### What to work on:
Restate the entries below word for word, omitting nothing.

Records contained in a dataset
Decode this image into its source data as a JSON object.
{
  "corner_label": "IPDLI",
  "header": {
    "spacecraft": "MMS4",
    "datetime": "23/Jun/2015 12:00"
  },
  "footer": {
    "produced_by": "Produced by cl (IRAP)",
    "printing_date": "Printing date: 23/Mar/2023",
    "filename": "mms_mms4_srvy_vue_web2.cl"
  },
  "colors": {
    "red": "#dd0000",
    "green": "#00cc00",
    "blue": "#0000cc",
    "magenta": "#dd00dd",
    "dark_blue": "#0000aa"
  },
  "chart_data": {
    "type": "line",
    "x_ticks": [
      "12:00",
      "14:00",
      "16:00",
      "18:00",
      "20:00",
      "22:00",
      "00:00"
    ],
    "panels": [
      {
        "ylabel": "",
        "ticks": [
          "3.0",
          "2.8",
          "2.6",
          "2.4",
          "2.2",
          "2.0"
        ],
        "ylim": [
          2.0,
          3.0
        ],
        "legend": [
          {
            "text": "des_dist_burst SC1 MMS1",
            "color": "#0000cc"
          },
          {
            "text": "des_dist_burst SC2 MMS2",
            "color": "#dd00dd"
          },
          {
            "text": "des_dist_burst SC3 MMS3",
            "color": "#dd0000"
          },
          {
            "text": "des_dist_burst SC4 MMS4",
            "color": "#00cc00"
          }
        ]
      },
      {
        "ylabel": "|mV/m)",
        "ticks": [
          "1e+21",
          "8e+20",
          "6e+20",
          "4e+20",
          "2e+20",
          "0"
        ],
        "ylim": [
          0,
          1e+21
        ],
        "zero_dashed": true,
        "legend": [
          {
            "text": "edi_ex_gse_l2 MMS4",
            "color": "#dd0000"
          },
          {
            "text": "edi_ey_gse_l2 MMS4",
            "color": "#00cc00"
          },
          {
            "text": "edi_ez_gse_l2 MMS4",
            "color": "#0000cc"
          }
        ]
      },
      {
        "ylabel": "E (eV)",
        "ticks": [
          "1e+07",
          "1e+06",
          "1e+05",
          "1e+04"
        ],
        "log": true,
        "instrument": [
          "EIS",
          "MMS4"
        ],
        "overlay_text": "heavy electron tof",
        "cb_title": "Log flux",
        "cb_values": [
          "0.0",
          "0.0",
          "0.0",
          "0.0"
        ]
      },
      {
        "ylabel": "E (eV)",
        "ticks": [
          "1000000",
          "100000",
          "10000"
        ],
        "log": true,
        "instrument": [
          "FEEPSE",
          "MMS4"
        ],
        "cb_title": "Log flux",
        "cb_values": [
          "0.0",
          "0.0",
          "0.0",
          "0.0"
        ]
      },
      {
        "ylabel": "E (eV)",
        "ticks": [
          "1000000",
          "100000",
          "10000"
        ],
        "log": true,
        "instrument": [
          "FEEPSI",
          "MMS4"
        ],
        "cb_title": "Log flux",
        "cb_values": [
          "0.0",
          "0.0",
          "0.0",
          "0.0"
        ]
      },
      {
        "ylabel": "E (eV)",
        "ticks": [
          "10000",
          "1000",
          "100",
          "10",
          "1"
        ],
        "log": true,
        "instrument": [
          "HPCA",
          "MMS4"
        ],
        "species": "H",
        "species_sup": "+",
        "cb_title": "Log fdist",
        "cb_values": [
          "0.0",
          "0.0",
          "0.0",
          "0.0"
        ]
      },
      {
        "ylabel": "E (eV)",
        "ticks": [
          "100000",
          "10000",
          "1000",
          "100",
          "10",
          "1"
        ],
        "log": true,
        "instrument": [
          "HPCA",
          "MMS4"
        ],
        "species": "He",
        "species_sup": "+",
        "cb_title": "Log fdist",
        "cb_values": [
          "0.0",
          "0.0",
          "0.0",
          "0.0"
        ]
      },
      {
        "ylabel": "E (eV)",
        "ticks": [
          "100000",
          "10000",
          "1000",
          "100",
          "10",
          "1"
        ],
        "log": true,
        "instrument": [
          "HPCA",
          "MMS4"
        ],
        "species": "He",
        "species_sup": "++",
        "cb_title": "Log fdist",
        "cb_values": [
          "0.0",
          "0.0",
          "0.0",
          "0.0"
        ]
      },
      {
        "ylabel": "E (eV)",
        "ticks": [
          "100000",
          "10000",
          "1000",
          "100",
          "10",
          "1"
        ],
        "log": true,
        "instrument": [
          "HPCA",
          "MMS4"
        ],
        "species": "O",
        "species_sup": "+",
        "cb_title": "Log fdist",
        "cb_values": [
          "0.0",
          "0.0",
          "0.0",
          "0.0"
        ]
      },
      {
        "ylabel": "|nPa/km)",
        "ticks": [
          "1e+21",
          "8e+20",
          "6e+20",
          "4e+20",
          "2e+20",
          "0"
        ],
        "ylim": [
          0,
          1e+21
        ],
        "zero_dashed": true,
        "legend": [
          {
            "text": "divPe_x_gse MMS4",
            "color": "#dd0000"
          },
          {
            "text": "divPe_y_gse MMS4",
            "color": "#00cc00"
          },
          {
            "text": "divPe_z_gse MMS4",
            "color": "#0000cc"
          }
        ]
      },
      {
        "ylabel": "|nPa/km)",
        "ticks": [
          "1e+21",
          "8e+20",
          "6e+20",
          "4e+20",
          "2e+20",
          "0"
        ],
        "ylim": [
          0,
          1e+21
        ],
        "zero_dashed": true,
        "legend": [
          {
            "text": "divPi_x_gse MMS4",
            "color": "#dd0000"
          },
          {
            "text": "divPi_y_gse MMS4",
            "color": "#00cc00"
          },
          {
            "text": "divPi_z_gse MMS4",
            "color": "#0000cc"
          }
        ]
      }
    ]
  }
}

### Exercise solution:
Decode this image into its source data as a JSON object.
{
  "corner_label": "IPDLI",
  "header": {
    "spacecraft": "MMS4",
    "datetime": "23/Jun/2015 12:00"
  },
  "footer": {
    "produced_by": "Produced by cl (IRAP)",
    "printing_date": "Printing date: 23/Mar/2023",
    "filename": "mms_mms4_srvy_vue_web2.cl"
  },
  "colors": {
    "red": "#dd0000",
    "green": "#00cc00",
    "blue": "#0000cc",
    "magenta": "#dd00dd",
    "dark_blue": "#0000aa"
  },
  "chart_data": {
    "type": "line",
    "x_ticks": [
      "12:00",
      "14:00",
      "16:00",
      "18:00",
      "20:00",
      "22:00",
      "00:00"
    ],
    "panels": [
      {
        "ylabel": "",
        "ticks": [
          "3.0",
          "2.8",
          "2.6",
          "2.4",
          "2.2",
          "2.0"
        ],
        "ylim": [
          2.0,
          3.0
        ],
        "legend": [
          {
            "text": "des_dist_burst SC1 MMS1",
            "color": "#0000cc"
          },
          {
            "text": "des_dist_burst SC2 MMS2",
            "color": "#dd00dd"
          },
          {
            "text": "des_dist_burst SC3 MMS3",
            "color": "#dd0000"
          },
          {
            "text": "des_dist_burst SC4 MMS4",
            "color": "#00cc00"
          }
        ]
      },
      {
        "ylabel": "|mV/m)",
        "ticks": [
          "1e+21",
          "8e+20",
          "6e+20",
          "4e+20",
          "2e+20",
          "0"
        ],
        "ylim": [
          0,
          1e+21
        ],
        "zero_dashed": true,
        "legend": [
          {
            "text": "edi_ex_gse_l2 MMS4",
            "color": "#dd0000"
          },
          {
            "text": "edi_ey_gse_l2 MMS4",
            "color": "#00cc00"
          },
          {
            "text": "edi_ez_gse_l2 MMS4",
            "color": "#0000cc"
          }
        ]
      },
      {
        "ylabel": "E (eV)",
        "ticks": [
          "1e+07",
          "1e+06",
          "1e+05",
          "1e+04"
        ],
        "log": true,
        "instrument": [
          "EIS",
          "MMS4"
        ],
        "overlay_text": "heavy electron tof",
        "cb_title": "Log flux",
        "cb_values": [
          "0.0",
          "0.0",
          "0.0",
          "0.0"
        ]
      },
      {
        "ylabel": "E (eV)",
        "ticks": [
          "1000000",
          "100000",
          "10000"
        ],
        "log": true,
        "instrument": [
          "FEEPSE",
          "MMS4"
        ],
        "cb_title": "Log flux",
        "cb_values": [
          "0.0",
          "0.0",
          "0.0",
          "0.0"
        ]
      },
      {
        "ylabel": "E (eV)",
        "ticks": [
          "1000000",
          "100000",
          "10000"
        ],
        "log": true,
        "instrument": [
          "FEEPSI",
          "MMS4"
        ],
        "cb_title": "Log flux",
        "cb_values": [
          "0.0",
          "0.0",
          "0.0",
          "0.0"
        ]
      },
      {
        "ylabel": "E (eV)",
        "ticks": [
          "10000",
          "1000",
          "100",
          "10",
          "1"
        ],
        "log": true,
        "instrument": [
          "HPCA",
          "MMS4"
        ],
        "species": "H",
        "species_sup": "+",
        "cb_title": "Log fdist",
        "cb_values": [
          "0.0",
          "0.0",
          "0.0",
          "0.0"
        ]
      },
      {
        "ylabel": "E (eV)",
        "ticks": [
          "100000",
          "10000",
          "1000",
          "100",
          "10",
          "1"
        ],
        "log": true,
        "instrument": [
          "HPCA",
          "MMS4"
        ],
        "species": "He",
        "species_sup": "+",
        "cb_title": "Log fdist",
        "cb_values": [
          "0.0",
          "0.0",
          "0.0",
          "0.0"
        ]
      },
      {
        "ylabel": "E (eV)",
        "ticks": [
          "100000",
          "10000",
          "1000",
          "100",
          "10",
          "1"
        ],
        "log": true,
        "instrument": [
          "HPCA",
          "MMS4"
        ],
        "species": "He",
        "species_sup": "++",
        "cb_title": "Log fdist",
        "cb_values": [
          "0.0",
          "0.0",
          "0.0",
          "0.0"
        ]
      },
      {
        "ylabel": "E (eV)",
        "ticks": [
          "100000",
          "10000",
          "1000",
          "100",
          "10",
          "1"
        ],
        "log": true,
        "instrument": [
          "HPCA",
          "MMS4"
        ],
        "species": "O",
        "species_sup": "+",
        "cb_title": "Log fdist",
        "cb_values": [
          "0.0",
          "0.0",
          "0.0",
          "0.0"
        ]
      },
      {
        "ylabel": "|nPa/km)",
        "ticks": [
          "1e+21",
          "8e+20",
          "6e+20",
          "4e+20",
          "2e+20",
          "0"
        ],
        "ylim": [
          0,
          1e+21
        ],
        "zero_dashed": true,
        "legend": [
          {
            "text": "divPe_x_gse MMS4",
            "color": "#dd0000"
          },
          {
            "text": "divPe_y_gse MMS4",
            "color": "#00cc00"
          },
          {
            "text": "divPe_z_gse MMS4",
            "color": "#0000cc"
          }
        ]
      },
      {
        "ylabel": "|nPa/km)",
        "ticks": [
          "1e+21",
          "8e+20",
          "6e+20",
          "4e+20",
          "2e+20",
          "0"
        ],
        "ylim": [
          0,
          1e+21
        ],
        "zero_dashed": true,
        "legend": [
          {
            "text": "divPi_x_gse MMS4",
            "color": "#dd0000"
          },
          {
            "text": "divPi_y_gse MMS4",
            "color": "#00cc00"
          },
          {
            "text": "divPi_z_gse MMS4",
            "color": "#0000cc"
          }
        ]
      }
    ]
  }
}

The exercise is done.